*WHAT IS BEING ASKED*.
Wherever the word "please" turns up in a line of the entries, copy that line.

*RECORDS FOR THE EXERCISE*.
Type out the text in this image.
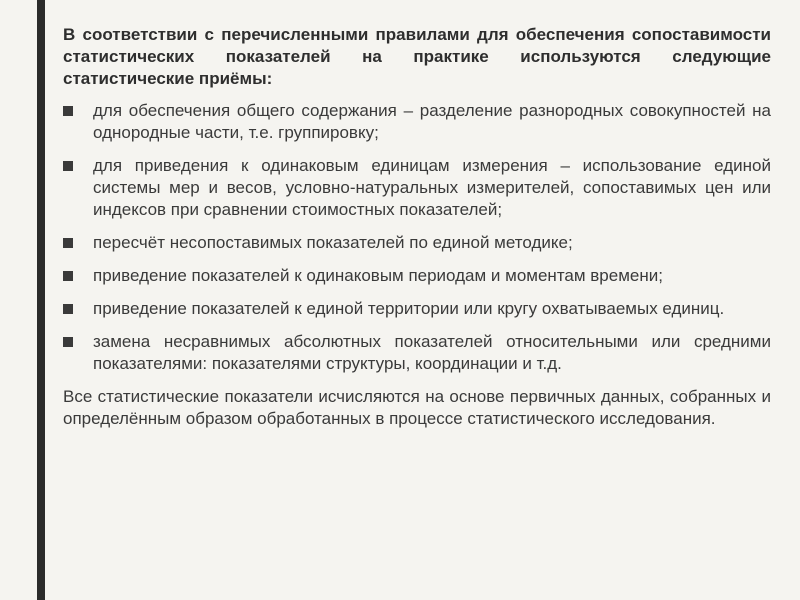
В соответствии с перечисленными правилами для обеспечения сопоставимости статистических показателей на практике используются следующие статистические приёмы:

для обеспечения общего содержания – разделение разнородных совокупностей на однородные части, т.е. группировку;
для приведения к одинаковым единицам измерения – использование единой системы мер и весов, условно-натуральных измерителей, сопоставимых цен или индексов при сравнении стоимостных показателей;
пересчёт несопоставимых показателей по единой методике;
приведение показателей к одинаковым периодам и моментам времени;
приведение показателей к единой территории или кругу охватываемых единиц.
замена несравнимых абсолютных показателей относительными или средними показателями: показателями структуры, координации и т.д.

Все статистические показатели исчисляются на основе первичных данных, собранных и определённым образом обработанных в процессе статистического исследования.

--

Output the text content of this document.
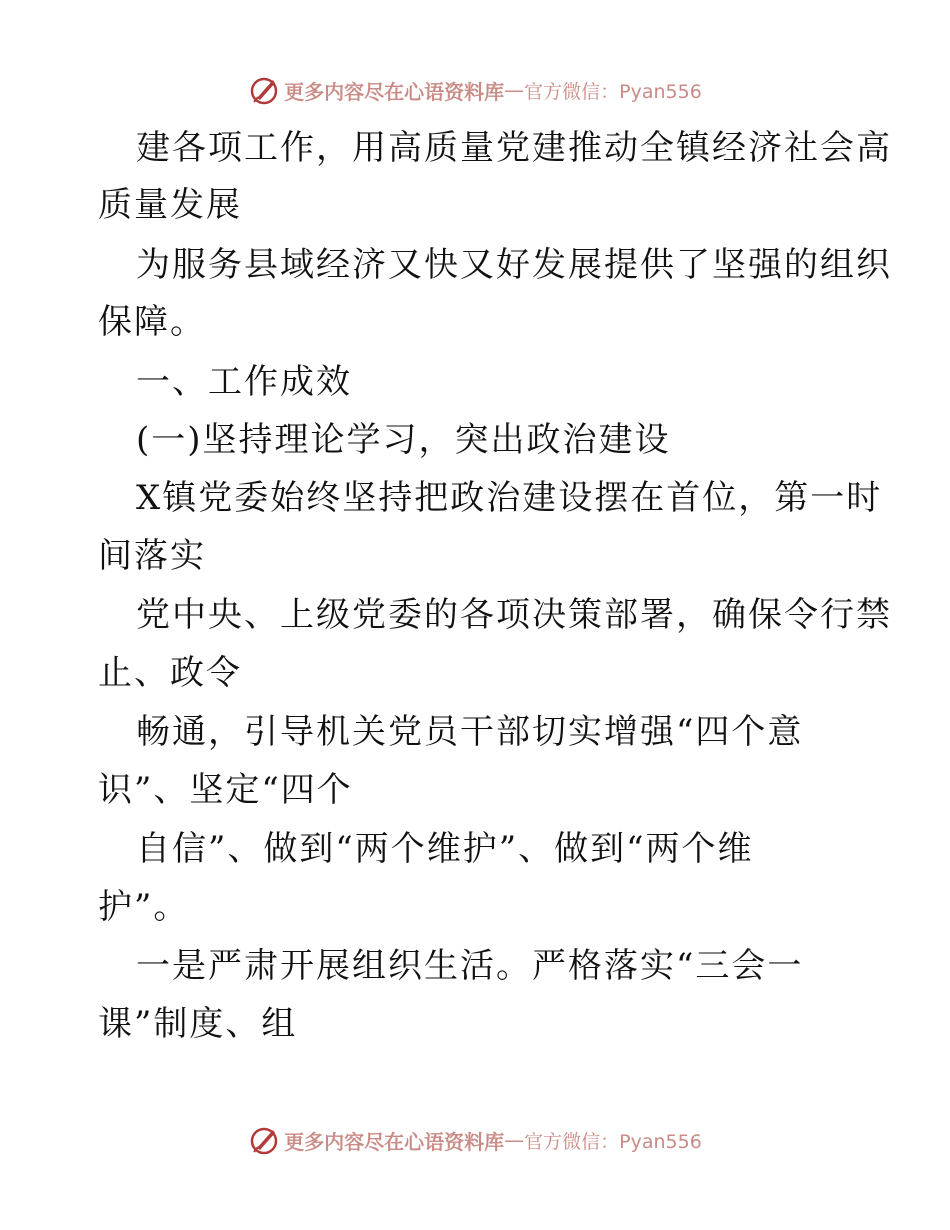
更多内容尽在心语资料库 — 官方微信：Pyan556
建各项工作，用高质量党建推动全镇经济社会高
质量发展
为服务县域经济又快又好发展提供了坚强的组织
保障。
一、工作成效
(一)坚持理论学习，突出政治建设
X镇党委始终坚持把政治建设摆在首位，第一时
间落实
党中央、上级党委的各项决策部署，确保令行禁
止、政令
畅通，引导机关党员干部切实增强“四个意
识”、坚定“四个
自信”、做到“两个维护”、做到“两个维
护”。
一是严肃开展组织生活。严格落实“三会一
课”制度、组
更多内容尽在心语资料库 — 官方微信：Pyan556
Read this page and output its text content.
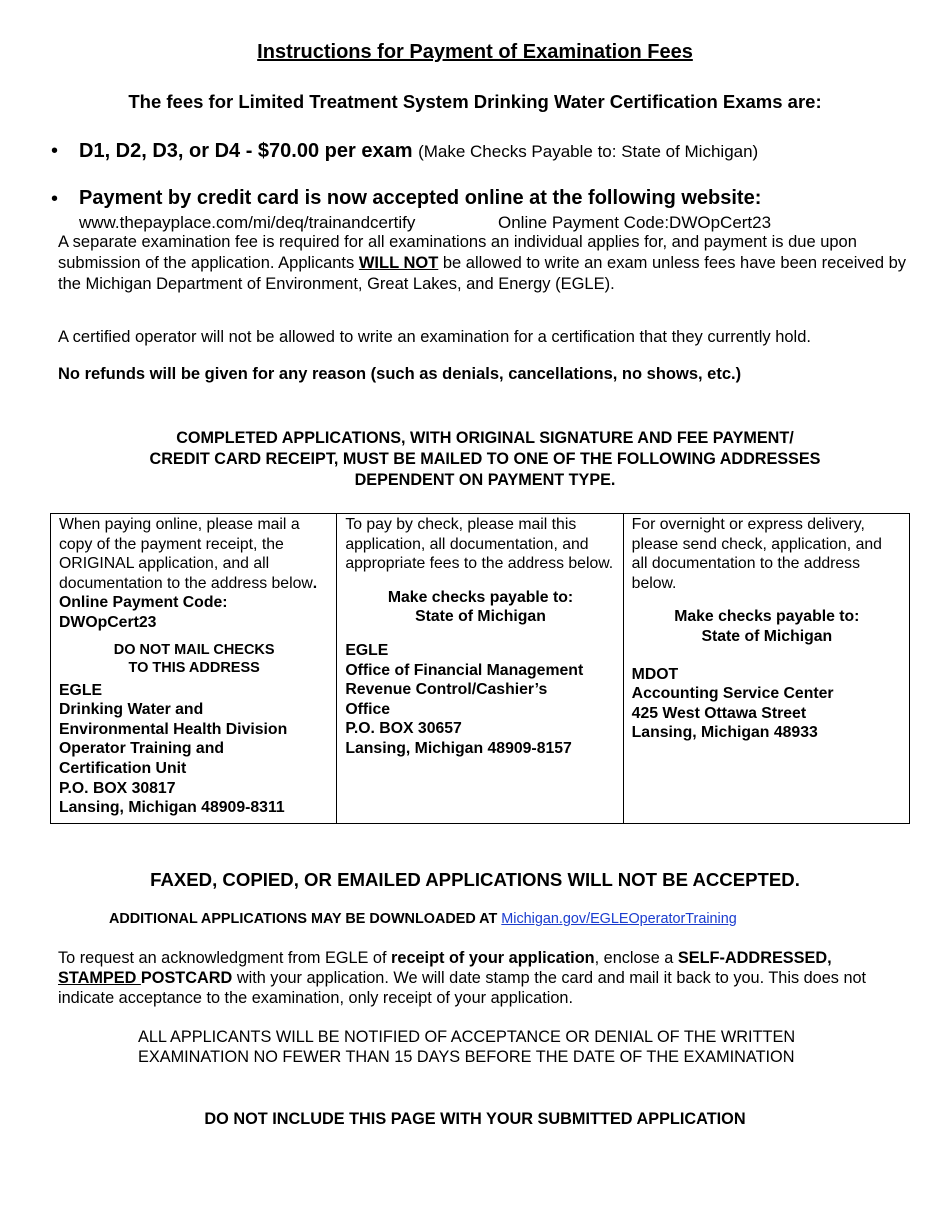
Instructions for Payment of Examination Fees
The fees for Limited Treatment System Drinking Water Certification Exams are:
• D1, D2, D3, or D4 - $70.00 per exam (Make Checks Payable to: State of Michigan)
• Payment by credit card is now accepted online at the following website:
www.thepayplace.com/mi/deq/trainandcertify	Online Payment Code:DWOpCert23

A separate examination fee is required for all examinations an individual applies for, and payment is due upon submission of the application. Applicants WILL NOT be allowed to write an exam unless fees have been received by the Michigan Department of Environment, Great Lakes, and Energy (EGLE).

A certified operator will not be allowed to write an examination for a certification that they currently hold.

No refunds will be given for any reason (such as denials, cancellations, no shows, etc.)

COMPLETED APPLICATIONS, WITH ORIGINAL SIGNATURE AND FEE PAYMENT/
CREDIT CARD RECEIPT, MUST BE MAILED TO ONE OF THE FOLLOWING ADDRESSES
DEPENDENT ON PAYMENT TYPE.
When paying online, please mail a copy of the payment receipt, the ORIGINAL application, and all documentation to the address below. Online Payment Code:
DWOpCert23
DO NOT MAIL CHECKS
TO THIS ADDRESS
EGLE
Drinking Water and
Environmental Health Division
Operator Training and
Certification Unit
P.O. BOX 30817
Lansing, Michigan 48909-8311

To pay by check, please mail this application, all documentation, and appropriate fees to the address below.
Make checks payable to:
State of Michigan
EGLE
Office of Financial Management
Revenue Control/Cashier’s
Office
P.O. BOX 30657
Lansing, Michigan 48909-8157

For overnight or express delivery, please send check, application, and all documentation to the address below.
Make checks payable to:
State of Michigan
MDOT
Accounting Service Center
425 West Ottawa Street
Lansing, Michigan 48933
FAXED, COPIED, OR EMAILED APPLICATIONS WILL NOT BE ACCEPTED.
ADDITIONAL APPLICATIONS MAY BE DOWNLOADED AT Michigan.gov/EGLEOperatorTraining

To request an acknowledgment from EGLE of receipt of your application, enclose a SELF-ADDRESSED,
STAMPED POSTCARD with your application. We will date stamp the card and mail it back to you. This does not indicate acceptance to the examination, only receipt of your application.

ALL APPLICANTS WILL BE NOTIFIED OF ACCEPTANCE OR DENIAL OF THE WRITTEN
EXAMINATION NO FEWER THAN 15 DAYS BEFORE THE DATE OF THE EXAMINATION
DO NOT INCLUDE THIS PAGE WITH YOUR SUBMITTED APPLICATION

*ANSWER*.
When paying online, please mail a copy of the payment receipt, the ORIGINAL application, and all documentation to the address below. Online Payment Code:
To pay by check, please mail this application, all documentation, and appropriate fees to the address below.
For overnight or express delivery, please send check, application, and all documentation to the address below.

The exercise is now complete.